### WRITTEN EXERCISE 1
In the passage on the internet and news delivery, where does the internet have its greatest impact on traditional multimedia news delivery?

### READING PASSAGE
Some of the secondary reasons that could explain the cause of the impact that the internet has had on multimedia news delivery, are the ability that an individual has to express their opinion about a particular event or news item, through the comment sections offered by many internet news outlets. As well, the combination of the written word as well as the spoken word, in the form of videos that duplicates the written word; allows for a greater degree of attention and recall for many people, as opposed to just the written or just the spoken word forms, which you get from either newspaper or television. (Opgenhaffen & d’Haenens, 2011, p. 10)

Finally, there is such a cacophony of choices to go to, those individuals with particular or narrow interests have little trouble locating a source on the internet to access the current state of affairs or news in their particular area of interest.
Just like television, the internet and the forms of communications it has brought continues to grow and will probably only get larger, becoming a part of not only the daily lives of most Americans, but part of the hourly lives of its users. (Petras & Spil, 2012, p. 8)

Effect
The web’s effect on news reporting is “considered the most clear evidence that this is a revolutionary technology…in that news editors and in some cases, the governments that they observe, are no longer the gatekeepers to information…and if knowledge is power, the web is the greatest tool in the history of the world” (Krotoski, 2011, p. 4).

The greatest impact on traditional multimedia news delivery that the internet has had is on the local newspapers and their ability to continue to survive with such a reduction in the number of subscribers to their physical printed format. Although there are a few places that have not been impacted the majority of local reporting newspapers have gone bankrupt or have attempted many creative attempts at reorganizing; transforming to a non-profit; selling to the wealthy; transitioning to partially web-based; or, cutting to the bare bones necessities. The idea is that if the local news cannot be told through professional, educated, and trained journalists, then there will be no local news that can be relied upon and this is something that is fundamental to all other aspects of the lives of a thriving and healthy community. (Downie, Jr. & Schudson, 2009, p. 12)

Meanwhile digital technology when combined with innovative approaches and fresh views have opened many new avenues for journalists of all shapes and sizes as well as backgrounds and abilities, whether it is through social media sources; blogs; press releases; pod casts, or videos. The seasoned veteran journalist down to the cub reporter can interactively collaborate, share perspectives, information, and expertise to produce work that is more readily updated, verified, and fact-checked and enriched which opens up many new possibilities that have the potential to engage the reader and increase the knowledge of the reader as well. (Downey, Jr. p. 13)

### WRITTEN EXERCISE 2
Locate each line of the records that contains the string "chart", and copy those lines.

### RAW RECORDS
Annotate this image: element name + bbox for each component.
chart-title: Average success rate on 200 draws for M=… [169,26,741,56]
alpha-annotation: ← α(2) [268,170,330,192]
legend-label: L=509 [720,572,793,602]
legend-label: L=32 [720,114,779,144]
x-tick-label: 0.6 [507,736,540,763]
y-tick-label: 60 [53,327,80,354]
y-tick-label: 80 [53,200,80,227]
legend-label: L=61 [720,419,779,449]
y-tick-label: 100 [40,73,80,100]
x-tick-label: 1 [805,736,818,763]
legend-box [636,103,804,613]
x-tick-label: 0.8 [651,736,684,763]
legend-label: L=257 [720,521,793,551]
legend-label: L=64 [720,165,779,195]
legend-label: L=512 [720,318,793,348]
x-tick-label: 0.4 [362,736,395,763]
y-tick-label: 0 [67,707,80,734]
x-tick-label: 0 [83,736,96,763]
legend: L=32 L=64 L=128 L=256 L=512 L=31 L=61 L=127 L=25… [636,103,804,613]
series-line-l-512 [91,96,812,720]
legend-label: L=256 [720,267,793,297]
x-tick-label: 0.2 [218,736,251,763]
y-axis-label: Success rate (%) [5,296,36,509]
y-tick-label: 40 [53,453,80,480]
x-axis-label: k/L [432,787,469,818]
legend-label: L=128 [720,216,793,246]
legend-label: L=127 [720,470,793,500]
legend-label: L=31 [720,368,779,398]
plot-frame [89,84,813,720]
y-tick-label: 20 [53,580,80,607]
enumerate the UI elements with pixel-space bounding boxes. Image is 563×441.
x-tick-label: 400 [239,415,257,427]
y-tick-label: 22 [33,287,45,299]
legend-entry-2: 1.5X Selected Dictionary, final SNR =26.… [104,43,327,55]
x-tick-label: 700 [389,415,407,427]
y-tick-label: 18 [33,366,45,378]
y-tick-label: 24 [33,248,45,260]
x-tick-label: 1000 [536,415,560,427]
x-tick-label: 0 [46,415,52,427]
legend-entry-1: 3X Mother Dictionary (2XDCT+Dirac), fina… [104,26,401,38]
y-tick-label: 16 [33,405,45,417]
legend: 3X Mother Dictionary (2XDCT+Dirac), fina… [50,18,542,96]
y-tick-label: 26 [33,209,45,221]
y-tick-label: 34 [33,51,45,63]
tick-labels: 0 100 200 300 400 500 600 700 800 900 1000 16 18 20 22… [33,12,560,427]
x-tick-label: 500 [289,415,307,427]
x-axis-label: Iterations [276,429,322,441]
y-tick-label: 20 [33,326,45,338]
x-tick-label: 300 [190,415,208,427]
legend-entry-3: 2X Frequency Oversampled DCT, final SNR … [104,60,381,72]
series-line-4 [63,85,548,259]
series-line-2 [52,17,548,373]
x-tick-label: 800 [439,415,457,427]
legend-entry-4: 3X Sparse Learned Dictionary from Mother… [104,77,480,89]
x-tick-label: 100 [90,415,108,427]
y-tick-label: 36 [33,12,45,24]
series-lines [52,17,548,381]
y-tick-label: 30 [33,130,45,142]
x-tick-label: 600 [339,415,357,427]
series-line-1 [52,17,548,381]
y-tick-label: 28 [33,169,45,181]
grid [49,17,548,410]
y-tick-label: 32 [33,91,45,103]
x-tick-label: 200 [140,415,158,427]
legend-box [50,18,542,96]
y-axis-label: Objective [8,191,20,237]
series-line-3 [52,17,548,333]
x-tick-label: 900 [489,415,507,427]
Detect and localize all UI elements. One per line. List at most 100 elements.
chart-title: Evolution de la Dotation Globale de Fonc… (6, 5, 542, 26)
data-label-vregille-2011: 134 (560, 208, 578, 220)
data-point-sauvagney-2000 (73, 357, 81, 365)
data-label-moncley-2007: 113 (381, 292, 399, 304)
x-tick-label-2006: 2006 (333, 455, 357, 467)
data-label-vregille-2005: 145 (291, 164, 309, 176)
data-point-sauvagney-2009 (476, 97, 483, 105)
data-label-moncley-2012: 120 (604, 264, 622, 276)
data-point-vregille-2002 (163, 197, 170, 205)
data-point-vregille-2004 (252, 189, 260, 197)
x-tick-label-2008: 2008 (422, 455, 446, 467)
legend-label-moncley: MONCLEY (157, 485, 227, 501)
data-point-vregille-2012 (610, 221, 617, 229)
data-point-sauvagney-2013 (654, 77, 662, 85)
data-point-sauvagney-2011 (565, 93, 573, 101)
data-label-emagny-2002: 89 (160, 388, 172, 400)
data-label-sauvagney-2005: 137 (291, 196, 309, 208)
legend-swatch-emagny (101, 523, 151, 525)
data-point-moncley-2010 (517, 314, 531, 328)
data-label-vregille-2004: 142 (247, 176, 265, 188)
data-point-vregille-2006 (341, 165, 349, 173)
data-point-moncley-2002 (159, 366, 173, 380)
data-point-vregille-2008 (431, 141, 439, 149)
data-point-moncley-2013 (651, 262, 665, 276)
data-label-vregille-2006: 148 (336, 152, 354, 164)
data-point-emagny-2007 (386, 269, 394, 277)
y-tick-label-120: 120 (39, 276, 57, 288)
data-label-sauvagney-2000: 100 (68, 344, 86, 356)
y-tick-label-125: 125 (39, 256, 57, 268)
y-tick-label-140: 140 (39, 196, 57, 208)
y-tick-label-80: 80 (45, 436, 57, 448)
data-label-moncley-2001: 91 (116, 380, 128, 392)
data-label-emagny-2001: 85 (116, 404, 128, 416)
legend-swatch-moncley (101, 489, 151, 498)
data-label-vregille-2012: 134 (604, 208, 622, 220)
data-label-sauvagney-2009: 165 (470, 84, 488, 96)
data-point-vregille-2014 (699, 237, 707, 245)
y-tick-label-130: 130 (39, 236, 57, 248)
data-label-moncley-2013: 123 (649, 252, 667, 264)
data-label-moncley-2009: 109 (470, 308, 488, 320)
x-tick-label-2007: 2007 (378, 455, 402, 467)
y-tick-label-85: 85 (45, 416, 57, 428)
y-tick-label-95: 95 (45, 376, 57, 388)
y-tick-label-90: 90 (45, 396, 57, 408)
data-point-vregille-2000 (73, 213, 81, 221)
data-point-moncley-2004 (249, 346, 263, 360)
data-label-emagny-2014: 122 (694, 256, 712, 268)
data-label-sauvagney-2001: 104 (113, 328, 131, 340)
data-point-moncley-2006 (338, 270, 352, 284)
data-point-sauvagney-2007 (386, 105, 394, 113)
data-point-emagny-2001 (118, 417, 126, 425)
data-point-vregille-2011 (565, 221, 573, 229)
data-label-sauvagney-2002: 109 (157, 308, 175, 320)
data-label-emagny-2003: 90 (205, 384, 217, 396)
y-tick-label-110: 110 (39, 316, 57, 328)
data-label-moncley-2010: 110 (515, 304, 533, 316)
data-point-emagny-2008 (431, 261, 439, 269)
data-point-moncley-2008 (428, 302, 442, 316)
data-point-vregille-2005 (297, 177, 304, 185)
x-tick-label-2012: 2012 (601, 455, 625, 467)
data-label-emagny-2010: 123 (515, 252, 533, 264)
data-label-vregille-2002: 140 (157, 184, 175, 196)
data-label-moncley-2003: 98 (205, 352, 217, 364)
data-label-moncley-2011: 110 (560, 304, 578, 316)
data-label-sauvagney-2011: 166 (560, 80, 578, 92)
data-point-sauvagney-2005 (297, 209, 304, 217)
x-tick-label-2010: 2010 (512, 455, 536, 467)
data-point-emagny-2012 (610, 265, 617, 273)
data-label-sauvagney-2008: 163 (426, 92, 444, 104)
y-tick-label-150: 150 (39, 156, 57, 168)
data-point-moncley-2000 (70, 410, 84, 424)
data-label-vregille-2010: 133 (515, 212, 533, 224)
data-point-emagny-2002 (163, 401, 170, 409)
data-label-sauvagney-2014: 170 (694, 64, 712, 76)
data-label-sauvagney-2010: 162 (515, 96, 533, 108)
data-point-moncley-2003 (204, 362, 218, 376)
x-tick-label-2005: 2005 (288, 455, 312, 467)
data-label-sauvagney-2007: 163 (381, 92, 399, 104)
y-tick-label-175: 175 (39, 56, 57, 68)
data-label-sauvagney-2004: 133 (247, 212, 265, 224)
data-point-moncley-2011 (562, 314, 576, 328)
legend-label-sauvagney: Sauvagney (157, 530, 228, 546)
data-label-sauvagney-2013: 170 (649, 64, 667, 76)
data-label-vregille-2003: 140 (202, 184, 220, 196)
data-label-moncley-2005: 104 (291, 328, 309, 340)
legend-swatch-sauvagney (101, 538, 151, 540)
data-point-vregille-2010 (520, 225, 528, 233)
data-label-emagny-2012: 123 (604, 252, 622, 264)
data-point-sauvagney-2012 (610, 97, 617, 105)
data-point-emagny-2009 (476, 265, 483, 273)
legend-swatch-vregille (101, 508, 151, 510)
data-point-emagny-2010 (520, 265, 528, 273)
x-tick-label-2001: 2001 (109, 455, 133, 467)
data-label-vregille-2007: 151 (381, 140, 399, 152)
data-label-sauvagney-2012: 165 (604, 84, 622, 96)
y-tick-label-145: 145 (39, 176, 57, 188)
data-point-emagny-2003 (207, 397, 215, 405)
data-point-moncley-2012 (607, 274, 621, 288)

### TASK OUTPUT 1
On local newspapers and their ability to survive with far fewer subscribers to their printed format.

### TASK OUTPUT 2
chart-title: Average success rate on 200 draws for M=… [169,26,741,56]
chart-title: Evolution de la Dotation Globale de Fonc… (6, 5, 542, 26)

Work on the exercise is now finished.